**Given instruction**
Can you find the lines of the listing that include "данных" and copy every one?

>> Start

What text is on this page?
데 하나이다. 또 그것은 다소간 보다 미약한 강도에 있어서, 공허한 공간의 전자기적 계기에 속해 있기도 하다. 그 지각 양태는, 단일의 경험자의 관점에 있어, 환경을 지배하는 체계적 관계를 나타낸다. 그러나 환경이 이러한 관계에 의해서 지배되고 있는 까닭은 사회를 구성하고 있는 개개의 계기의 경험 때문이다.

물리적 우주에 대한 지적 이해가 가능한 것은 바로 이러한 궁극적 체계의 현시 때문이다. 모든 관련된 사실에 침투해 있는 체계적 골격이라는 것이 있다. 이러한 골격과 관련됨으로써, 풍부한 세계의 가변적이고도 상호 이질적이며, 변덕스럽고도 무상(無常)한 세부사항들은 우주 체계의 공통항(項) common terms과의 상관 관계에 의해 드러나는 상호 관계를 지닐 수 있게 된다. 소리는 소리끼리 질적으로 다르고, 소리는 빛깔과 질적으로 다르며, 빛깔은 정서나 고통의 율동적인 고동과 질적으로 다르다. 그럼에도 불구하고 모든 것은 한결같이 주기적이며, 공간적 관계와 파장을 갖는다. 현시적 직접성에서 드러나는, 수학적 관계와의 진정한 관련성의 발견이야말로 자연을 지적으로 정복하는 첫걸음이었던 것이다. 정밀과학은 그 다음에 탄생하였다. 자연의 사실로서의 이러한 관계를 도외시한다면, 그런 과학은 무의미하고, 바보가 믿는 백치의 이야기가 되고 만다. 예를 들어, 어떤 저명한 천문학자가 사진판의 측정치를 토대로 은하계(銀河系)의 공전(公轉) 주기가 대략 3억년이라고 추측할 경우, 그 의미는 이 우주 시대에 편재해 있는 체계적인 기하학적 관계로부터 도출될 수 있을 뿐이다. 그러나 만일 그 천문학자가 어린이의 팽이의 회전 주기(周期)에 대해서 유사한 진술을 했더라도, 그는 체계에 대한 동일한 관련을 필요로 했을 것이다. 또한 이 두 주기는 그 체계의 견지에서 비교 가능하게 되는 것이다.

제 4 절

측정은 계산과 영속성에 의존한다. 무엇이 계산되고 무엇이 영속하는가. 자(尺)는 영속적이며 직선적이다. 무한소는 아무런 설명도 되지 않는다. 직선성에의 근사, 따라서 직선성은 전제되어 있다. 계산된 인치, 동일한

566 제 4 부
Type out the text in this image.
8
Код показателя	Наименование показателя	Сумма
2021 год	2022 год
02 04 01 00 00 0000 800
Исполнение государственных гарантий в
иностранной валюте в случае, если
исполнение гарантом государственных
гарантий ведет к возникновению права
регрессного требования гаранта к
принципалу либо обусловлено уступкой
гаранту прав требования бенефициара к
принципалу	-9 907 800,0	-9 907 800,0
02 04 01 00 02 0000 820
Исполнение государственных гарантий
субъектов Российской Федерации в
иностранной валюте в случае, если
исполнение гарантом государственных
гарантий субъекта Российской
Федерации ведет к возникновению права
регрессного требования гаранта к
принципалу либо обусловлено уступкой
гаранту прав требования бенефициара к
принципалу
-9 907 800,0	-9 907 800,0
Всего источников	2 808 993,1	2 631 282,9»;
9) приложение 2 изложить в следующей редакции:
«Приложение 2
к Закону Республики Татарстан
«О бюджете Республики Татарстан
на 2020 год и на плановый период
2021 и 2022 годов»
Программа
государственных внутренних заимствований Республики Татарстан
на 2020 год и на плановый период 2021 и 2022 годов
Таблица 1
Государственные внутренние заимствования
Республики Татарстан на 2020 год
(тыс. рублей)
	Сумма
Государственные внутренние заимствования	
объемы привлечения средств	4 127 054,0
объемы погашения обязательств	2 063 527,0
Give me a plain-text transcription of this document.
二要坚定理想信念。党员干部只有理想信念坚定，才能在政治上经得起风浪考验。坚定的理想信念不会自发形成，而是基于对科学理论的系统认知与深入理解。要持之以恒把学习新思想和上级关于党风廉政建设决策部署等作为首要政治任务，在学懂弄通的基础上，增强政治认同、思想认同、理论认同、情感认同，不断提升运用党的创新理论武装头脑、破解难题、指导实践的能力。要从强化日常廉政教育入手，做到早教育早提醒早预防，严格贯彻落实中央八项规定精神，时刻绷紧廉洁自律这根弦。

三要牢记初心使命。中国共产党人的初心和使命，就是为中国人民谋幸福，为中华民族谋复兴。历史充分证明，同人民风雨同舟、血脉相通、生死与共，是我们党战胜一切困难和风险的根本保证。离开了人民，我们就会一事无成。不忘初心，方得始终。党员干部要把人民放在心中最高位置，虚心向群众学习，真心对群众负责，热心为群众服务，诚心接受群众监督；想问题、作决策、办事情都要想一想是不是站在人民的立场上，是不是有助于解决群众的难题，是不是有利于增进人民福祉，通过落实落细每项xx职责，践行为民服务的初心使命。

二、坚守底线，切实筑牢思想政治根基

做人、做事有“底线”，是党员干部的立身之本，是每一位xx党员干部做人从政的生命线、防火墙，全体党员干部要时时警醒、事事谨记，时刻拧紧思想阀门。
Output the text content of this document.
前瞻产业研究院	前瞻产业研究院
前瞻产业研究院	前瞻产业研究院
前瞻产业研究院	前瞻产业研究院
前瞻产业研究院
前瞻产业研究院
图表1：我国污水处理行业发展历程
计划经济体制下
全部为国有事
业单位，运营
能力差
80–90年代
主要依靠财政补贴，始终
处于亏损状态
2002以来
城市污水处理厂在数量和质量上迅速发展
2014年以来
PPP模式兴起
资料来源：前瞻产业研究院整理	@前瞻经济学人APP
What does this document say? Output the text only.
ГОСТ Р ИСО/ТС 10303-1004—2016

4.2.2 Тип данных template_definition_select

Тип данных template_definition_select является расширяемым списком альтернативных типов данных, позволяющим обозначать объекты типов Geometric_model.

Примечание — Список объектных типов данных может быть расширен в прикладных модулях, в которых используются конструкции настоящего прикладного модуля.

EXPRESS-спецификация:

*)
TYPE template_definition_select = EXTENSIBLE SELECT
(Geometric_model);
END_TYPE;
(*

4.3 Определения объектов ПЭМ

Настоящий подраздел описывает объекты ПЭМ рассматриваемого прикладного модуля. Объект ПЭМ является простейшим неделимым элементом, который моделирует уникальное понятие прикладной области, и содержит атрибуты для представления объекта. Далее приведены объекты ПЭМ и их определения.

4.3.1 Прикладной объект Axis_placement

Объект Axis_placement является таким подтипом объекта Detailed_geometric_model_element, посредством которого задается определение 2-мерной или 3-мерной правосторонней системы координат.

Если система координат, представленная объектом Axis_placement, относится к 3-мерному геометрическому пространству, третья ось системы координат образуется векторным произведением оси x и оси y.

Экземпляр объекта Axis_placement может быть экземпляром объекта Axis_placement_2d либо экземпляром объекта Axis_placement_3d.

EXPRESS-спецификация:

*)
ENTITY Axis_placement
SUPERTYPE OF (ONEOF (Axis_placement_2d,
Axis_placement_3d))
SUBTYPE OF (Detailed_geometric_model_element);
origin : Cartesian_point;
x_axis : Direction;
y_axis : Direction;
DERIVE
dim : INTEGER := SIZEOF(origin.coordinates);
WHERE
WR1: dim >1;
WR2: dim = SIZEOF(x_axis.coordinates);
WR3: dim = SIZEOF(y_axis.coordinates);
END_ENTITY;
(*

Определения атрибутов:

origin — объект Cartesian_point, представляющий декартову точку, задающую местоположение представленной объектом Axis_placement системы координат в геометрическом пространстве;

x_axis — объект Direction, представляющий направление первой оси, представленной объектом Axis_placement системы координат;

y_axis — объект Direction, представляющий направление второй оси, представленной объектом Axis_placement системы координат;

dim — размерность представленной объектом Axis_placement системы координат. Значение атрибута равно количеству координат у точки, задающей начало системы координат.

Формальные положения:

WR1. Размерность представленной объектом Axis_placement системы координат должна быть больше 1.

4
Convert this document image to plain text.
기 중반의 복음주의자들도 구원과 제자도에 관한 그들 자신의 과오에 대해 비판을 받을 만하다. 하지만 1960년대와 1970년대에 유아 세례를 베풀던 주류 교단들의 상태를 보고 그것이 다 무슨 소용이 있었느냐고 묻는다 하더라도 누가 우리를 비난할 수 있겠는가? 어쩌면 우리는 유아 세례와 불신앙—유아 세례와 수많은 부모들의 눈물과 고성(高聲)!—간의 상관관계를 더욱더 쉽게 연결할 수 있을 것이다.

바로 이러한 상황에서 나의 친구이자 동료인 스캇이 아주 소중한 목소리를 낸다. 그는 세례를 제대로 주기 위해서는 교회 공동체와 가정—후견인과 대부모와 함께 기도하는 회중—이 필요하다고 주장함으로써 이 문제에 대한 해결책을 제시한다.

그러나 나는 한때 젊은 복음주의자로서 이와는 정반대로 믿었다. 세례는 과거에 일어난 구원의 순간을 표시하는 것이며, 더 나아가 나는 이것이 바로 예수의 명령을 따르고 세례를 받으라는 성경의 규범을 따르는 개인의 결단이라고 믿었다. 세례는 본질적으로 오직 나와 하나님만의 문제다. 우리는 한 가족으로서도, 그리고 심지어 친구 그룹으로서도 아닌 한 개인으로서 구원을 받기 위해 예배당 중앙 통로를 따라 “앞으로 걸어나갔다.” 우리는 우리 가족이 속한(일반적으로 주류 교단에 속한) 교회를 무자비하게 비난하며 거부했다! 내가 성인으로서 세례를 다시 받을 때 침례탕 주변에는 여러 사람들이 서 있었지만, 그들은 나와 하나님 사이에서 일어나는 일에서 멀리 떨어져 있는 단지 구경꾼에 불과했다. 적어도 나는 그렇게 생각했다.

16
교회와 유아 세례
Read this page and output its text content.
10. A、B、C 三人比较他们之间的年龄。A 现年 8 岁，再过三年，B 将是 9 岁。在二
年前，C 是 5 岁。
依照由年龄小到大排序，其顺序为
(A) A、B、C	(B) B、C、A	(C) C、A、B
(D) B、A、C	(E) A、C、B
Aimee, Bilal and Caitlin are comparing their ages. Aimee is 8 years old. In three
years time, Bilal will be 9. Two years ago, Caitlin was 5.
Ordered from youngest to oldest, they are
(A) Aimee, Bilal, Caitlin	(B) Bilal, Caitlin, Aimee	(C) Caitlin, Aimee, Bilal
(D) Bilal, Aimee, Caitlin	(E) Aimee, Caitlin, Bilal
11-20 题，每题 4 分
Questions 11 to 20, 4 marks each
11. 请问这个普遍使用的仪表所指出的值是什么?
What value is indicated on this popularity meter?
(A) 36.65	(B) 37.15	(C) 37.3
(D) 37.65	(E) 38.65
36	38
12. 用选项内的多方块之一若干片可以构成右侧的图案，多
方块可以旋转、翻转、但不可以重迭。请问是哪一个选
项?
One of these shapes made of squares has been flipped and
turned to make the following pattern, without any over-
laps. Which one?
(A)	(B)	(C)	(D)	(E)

>> End

**Exercise output**
4.2.2 Тип данных template_definition_select
Тип данных template_definition_select является расширяемым списком альтернативных типов данных, позволяющим обозначать объекты типов Geometric_model.
Примечание — Список объектных типов данных может быть расширен в прикладных модулях, в которых используются конструкции настоящего прикладного модуля.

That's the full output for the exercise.